TASK DETAILS: List every line in the items below that contains the string "photo", treating uppercase and lowercase letters as distinct.

Stored items
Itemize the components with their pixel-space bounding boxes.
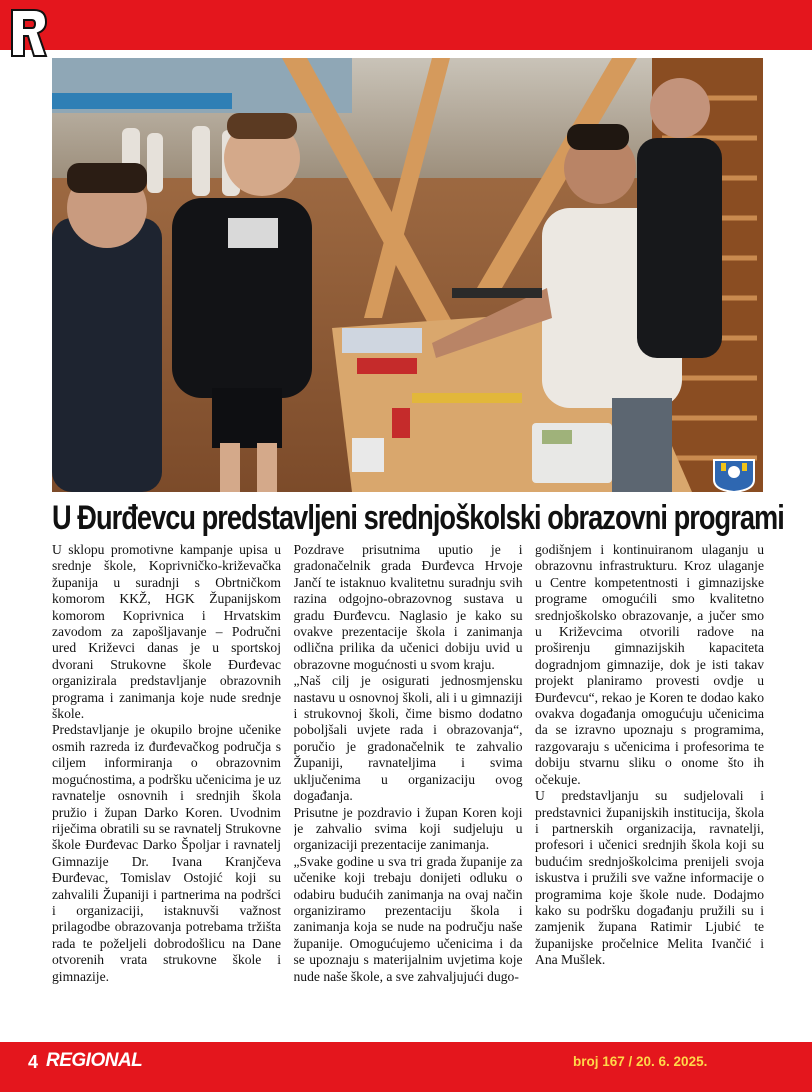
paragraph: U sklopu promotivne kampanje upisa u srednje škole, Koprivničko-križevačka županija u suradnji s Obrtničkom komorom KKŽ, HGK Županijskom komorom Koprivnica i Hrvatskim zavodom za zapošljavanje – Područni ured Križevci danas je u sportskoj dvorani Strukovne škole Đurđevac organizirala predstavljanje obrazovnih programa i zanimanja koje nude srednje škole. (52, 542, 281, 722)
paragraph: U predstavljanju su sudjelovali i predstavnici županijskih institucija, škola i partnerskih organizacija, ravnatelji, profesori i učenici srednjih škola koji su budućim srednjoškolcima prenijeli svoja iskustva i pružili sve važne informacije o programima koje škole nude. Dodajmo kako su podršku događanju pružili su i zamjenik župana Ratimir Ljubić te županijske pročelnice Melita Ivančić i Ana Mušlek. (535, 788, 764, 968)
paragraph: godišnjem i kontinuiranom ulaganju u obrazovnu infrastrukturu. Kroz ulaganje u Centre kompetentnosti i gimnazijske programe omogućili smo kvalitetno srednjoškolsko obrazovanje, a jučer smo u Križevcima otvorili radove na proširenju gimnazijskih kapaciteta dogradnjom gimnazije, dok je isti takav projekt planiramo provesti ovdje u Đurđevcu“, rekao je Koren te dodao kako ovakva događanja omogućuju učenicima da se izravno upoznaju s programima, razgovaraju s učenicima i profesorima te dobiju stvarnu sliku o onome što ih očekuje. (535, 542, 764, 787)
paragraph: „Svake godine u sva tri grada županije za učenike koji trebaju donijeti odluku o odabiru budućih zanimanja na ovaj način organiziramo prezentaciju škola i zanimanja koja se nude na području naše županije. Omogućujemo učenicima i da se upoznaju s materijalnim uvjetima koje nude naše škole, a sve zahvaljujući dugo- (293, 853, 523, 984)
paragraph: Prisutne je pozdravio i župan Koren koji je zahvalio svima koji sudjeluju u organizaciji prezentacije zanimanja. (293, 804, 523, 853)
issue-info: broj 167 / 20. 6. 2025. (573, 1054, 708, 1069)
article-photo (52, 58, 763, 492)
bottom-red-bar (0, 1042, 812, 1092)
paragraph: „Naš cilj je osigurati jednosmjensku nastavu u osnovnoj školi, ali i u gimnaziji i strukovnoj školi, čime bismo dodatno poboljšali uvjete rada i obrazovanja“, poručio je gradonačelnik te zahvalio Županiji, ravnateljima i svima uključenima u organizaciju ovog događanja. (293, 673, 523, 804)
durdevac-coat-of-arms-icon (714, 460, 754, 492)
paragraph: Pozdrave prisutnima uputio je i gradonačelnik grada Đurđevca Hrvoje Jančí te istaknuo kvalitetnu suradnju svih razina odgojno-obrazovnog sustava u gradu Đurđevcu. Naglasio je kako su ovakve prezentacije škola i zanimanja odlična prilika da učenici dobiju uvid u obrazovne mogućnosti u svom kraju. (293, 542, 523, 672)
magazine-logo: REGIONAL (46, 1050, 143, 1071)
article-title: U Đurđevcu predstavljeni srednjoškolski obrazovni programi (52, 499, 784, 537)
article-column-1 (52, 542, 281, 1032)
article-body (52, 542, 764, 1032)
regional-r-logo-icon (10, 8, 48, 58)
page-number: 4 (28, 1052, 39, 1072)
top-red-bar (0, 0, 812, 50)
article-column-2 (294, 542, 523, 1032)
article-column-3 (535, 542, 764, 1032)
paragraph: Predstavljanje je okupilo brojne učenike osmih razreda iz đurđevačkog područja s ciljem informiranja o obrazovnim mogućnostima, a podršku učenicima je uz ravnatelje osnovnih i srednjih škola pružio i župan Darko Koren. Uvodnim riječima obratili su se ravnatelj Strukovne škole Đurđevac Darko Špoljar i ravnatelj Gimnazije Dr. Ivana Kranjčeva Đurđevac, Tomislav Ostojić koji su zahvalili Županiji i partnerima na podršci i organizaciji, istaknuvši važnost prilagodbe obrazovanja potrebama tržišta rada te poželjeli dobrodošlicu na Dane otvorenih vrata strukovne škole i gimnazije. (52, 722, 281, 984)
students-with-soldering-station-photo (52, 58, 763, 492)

OUTPUT OF THE TASK:
article-photo (52, 58, 763, 492)
students-with-soldering-station-photo (52, 58, 763, 492)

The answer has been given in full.